─── Excerpted records

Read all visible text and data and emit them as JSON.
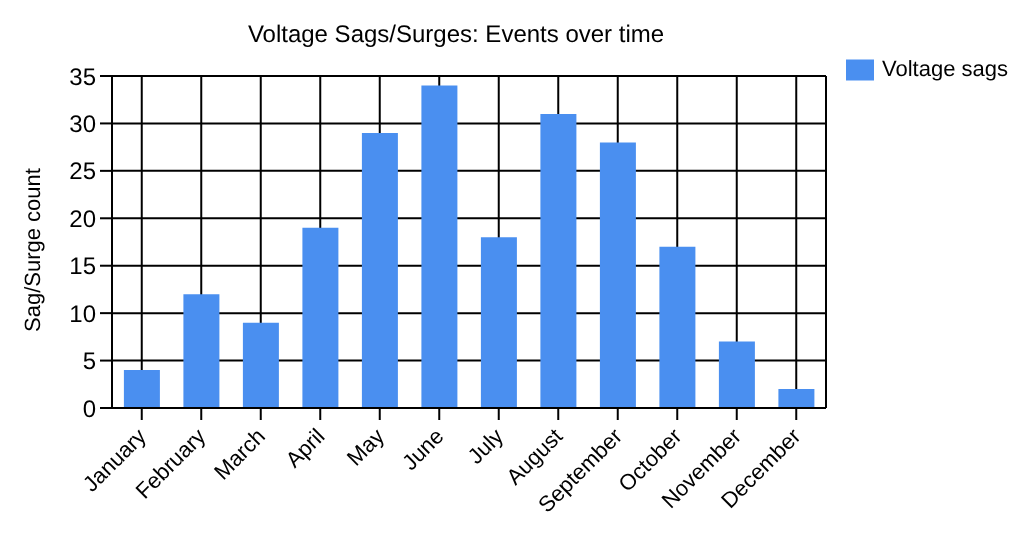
{
  "chart_data": {
    "type": "bar",
    "title": "Voltage Sags/Surges: Events over time",
    "ylabel": "Sag/Surge count",
    "categories": [
      "January",
      "February",
      "March",
      "April",
      "May",
      "June",
      "July",
      "August",
      "September",
      "October",
      "November",
      "December"
    ],
    "series": [
      {
        "name": "Voltage sags",
        "color": "#4a8ff0",
        "values": [
          4,
          12,
          9,
          19,
          29,
          34,
          18,
          31,
          28,
          17,
          7,
          2
        ]
      }
    ],
    "ylim": [
      0,
      35
    ],
    "yticks": [
      0,
      5,
      10,
      15,
      20,
      25,
      30,
      35
    ],
    "grid": true,
    "legend": "top right"
  }
}
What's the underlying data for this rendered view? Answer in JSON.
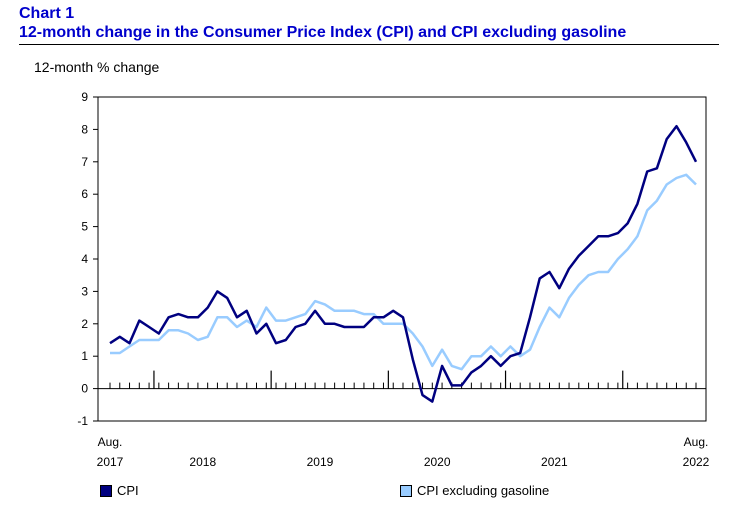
{
  "header": {
    "chart_number": "Chart 1",
    "title": "12-month change in the Consumer Price Index (CPI) and CPI excluding gasoline"
  },
  "colors": {
    "cpi": "#000080",
    "cpi_ex_gas": "#99ccff",
    "title": "#0000cc"
  },
  "chart_data": {
    "type": "line",
    "title": "12-month change in the Consumer Price Index (CPI) and CPI excluding gasoline",
    "ylabel": "12-month % change",
    "xlabel": "",
    "ylim": [
      -1,
      9
    ],
    "yticks": [
      -1,
      0,
      1,
      2,
      3,
      4,
      5,
      6,
      7,
      8,
      9
    ],
    "grid": false,
    "legend_position": "bottom",
    "x_start": "Aug. 2017",
    "x_end": "Aug. 2022",
    "x_tick_labels": [
      {
        "month_index": 0,
        "line1": "Aug.",
        "line2": "2017"
      },
      {
        "month_index": 9.5,
        "line1": "",
        "line2": "2018"
      },
      {
        "month_index": 21.5,
        "line1": "",
        "line2": "2019"
      },
      {
        "month_index": 33.5,
        "line1": "",
        "line2": "2020"
      },
      {
        "month_index": 45.5,
        "line1": "",
        "line2": "2021"
      },
      {
        "month_index": 60,
        "line1": "Aug.",
        "line2": "2022"
      }
    ],
    "year_boundaries": [
      4.5,
      16.5,
      28.5,
      40.5,
      52.5
    ],
    "series": [
      {
        "name": "CPI",
        "values": [
          1.4,
          1.6,
          1.4,
          2.1,
          1.9,
          1.7,
          2.2,
          2.3,
          2.2,
          2.2,
          2.5,
          3.0,
          2.8,
          2.2,
          2.4,
          1.7,
          2.0,
          1.4,
          1.5,
          1.9,
          2.0,
          2.4,
          2.0,
          2.0,
          1.9,
          1.9,
          1.9,
          2.2,
          2.2,
          2.4,
          2.2,
          0.9,
          -0.2,
          -0.4,
          0.7,
          0.1,
          0.1,
          0.5,
          0.7,
          1.0,
          0.7,
          1.0,
          1.1,
          2.2,
          3.4,
          3.6,
          3.1,
          3.7,
          4.1,
          4.4,
          4.7,
          4.7,
          4.8,
          5.1,
          5.7,
          6.7,
          6.8,
          7.7,
          8.1,
          7.6,
          7.0
        ]
      },
      {
        "name": "CPI excluding gasoline",
        "values": [
          1.1,
          1.1,
          1.3,
          1.5,
          1.5,
          1.5,
          1.8,
          1.8,
          1.7,
          1.5,
          1.6,
          2.2,
          2.2,
          1.9,
          2.1,
          1.9,
          2.5,
          2.1,
          2.1,
          2.2,
          2.3,
          2.7,
          2.6,
          2.4,
          2.4,
          2.4,
          2.3,
          2.3,
          2.0,
          2.0,
          2.0,
          1.7,
          1.3,
          0.7,
          1.2,
          0.7,
          0.6,
          1.0,
          1.0,
          1.3,
          1.0,
          1.3,
          1.0,
          1.2,
          1.9,
          2.5,
          2.2,
          2.8,
          3.2,
          3.5,
          3.6,
          3.6,
          4.0,
          4.3,
          4.7,
          5.5,
          5.8,
          6.3,
          6.5,
          6.6,
          6.3
        ]
      }
    ]
  }
}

──────

Job: All the lines above are to be reproduced exactly, except the pictures.

The response:
Read all visible text and data and emit them as JSON.
{
  "chart_data": {
    "type": "bar",
    "title": "Voltage Sags/Surges: Events over time",
    "ylabel": "Sag/Surge count",
    "categories": [
      "January",
      "February",
      "March",
      "April",
      "May",
      "June",
      "July",
      "August",
      "September",
      "October",
      "November",
      "December"
    ],
    "series": [
      {
        "name": "Voltage sags",
        "color": "#4a8ff0",
        "values": [
          4,
          12,
          9,
          19,
          29,
          34,
          18,
          31,
          28,
          17,
          7,
          2
        ]
      }
    ],
    "ylim": [
      0,
      35
    ],
    "yticks": [
      0,
      5,
      10,
      15,
      20,
      25,
      30,
      35
    ],
    "grid": true,
    "legend": "top right"
  }
}
What's the underlying data for this rendered view? Answer in JSON.
{
  "header": {
    "chart_number": "Chart 1",
    "title": "12-month change in the Consumer Price Index (CPI) and CPI excluding gasoline"
  },
  "colors": {
    "cpi": "#000080",
    "cpi_ex_gas": "#99ccff",
    "title": "#0000cc"
  },
  "chart_data": {
    "type": "line",
    "title": "12-month change in the Consumer Price Index (CPI) and CPI excluding gasoline",
    "ylabel": "12-month % change",
    "xlabel": "",
    "ylim": [
      -1,
      9
    ],
    "yticks": [
      -1,
      0,
      1,
      2,
      3,
      4,
      5,
      6,
      7,
      8,
      9
    ],
    "grid": false,
    "legend_position": "bottom",
    "x_start": "Aug. 2017",
    "x_end": "Aug. 2022",
    "x_tick_labels": [
      {
        "month_index": 0,
        "line1": "Aug.",
        "line2": "2017"
      },
      {
        "month_index": 9.5,
        "line1": "",
        "line2": "2018"
      },
      {
        "month_index": 21.5,
        "line1": "",
        "line2": "2019"
      },
      {
        "month_index": 33.5,
        "line1": "",
        "line2": "2020"
      },
      {
        "month_index": 45.5,
        "line1": "",
        "line2": "2021"
      },
      {
        "month_index": 60,
        "line1": "Aug.",
        "line2": "2022"
      }
    ],
    "year_boundaries": [
      4.5,
      16.5,
      28.5,
      40.5,
      52.5
    ],
    "series": [
      {
        "name": "CPI",
        "values": [
          1.4,
          1.6,
          1.4,
          2.1,
          1.9,
          1.7,
          2.2,
          2.3,
          2.2,
          2.2,
          2.5,
          3.0,
          2.8,
          2.2,
          2.4,
          1.7,
          2.0,
          1.4,
          1.5,
          1.9,
          2.0,
          2.4,
          2.0,
          2.0,
          1.9,
          1.9,
          1.9,
          2.2,
          2.2,
          2.4,
          2.2,
          0.9,
          -0.2,
          -0.4,
          0.7,
          0.1,
          0.1,
          0.5,
          0.7,
          1.0,
          0.7,
          1.0,
          1.1,
          2.2,
          3.4,
          3.6,
          3.1,
          3.7,
          4.1,
          4.4,
          4.7,
          4.7,
          4.8,
          5.1,
          5.7,
          6.7,
          6.8,
          7.7,
          8.1,
          7.6,
          7.0
        ]
      },
      {
        "name": "CPI excluding gasoline",
        "values": [
          1.1,
          1.1,
          1.3,
          1.5,
          1.5,
          1.5,
          1.8,
          1.8,
          1.7,
          1.5,
          1.6,
          2.2,
          2.2,
          1.9,
          2.1,
          1.9,
          2.5,
          2.1,
          2.1,
          2.2,
          2.3,
          2.7,
          2.6,
          2.4,
          2.4,
          2.4,
          2.3,
          2.3,
          2.0,
          2.0,
          2.0,
          1.7,
          1.3,
          0.7,
          1.2,
          0.7,
          0.6,
          1.0,
          1.0,
          1.3,
          1.0,
          1.3,
          1.0,
          1.2,
          1.9,
          2.5,
          2.2,
          2.8,
          3.2,
          3.5,
          3.6,
          3.6,
          4.0,
          4.3,
          4.7,
          5.5,
          5.8,
          6.3,
          6.5,
          6.6,
          6.3
        ]
      }
    ]
  }
}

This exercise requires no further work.